TASK OBJECTIVE:
Report the count of lines holding "tekoälyn" in the records, with no other words.

Records from a collection:

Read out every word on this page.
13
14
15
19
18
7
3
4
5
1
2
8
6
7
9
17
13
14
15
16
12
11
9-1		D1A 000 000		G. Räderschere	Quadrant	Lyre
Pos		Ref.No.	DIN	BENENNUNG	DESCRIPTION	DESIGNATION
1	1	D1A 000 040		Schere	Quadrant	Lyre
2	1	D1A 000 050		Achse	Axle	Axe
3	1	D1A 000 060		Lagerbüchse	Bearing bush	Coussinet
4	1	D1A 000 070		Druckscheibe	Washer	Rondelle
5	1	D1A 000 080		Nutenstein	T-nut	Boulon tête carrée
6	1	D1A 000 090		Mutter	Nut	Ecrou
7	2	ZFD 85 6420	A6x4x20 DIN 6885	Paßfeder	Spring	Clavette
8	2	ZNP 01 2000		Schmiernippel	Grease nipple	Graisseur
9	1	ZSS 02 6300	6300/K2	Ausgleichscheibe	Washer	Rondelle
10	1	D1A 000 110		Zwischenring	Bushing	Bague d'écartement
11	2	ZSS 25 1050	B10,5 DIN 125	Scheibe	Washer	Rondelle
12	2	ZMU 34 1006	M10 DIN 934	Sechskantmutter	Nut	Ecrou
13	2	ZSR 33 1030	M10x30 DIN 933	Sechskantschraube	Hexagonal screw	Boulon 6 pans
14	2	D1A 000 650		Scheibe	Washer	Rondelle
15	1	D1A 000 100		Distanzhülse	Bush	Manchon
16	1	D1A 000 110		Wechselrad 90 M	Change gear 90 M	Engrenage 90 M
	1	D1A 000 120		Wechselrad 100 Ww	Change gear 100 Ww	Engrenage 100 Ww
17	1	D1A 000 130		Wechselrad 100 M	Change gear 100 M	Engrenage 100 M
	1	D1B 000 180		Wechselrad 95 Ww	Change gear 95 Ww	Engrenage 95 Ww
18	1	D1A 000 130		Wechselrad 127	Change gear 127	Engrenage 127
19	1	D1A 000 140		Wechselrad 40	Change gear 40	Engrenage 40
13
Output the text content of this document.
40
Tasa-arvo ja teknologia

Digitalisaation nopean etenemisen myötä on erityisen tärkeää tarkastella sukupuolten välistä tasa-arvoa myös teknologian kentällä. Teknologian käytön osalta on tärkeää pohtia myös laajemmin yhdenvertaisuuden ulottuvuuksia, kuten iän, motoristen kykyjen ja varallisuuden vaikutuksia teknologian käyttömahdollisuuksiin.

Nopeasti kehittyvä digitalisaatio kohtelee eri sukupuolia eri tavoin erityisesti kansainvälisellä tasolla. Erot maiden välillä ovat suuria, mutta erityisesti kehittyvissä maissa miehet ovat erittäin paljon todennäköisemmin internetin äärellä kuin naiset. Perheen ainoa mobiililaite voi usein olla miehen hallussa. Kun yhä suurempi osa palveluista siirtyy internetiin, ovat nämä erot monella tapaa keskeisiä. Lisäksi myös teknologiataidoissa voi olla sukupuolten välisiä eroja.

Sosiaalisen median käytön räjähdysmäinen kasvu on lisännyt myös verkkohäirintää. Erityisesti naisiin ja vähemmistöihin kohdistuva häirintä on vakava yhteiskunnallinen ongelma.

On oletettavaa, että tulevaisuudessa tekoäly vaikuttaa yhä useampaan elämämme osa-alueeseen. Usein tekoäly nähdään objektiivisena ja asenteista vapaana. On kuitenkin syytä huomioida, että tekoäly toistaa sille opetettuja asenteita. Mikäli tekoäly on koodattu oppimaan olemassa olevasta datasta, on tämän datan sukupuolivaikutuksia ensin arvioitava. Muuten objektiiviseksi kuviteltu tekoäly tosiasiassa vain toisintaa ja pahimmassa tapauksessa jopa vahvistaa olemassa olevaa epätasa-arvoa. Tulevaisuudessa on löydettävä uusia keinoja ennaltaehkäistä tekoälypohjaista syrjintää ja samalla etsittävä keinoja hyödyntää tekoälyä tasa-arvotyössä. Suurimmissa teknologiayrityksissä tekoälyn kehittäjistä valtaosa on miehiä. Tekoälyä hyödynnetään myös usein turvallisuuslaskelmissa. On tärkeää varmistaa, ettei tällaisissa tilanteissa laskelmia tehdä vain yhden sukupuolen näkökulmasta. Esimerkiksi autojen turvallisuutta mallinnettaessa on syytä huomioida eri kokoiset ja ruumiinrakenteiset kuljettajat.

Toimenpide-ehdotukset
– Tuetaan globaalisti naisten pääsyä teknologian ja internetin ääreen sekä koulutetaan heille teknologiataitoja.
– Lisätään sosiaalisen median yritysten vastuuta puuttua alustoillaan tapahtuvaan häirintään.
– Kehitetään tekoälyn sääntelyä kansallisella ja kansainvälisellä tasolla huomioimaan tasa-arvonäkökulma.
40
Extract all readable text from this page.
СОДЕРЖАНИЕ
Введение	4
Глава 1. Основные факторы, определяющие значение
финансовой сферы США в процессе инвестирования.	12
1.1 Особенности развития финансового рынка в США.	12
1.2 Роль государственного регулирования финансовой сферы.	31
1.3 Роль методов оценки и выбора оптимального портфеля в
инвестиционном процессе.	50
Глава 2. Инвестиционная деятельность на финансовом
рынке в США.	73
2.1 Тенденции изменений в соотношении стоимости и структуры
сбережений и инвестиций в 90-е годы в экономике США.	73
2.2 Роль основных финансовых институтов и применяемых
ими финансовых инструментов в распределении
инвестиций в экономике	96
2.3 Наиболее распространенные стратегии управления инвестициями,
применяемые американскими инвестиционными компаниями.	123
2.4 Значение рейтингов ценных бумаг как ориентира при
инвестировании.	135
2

WRITTEN SOLUTION:
2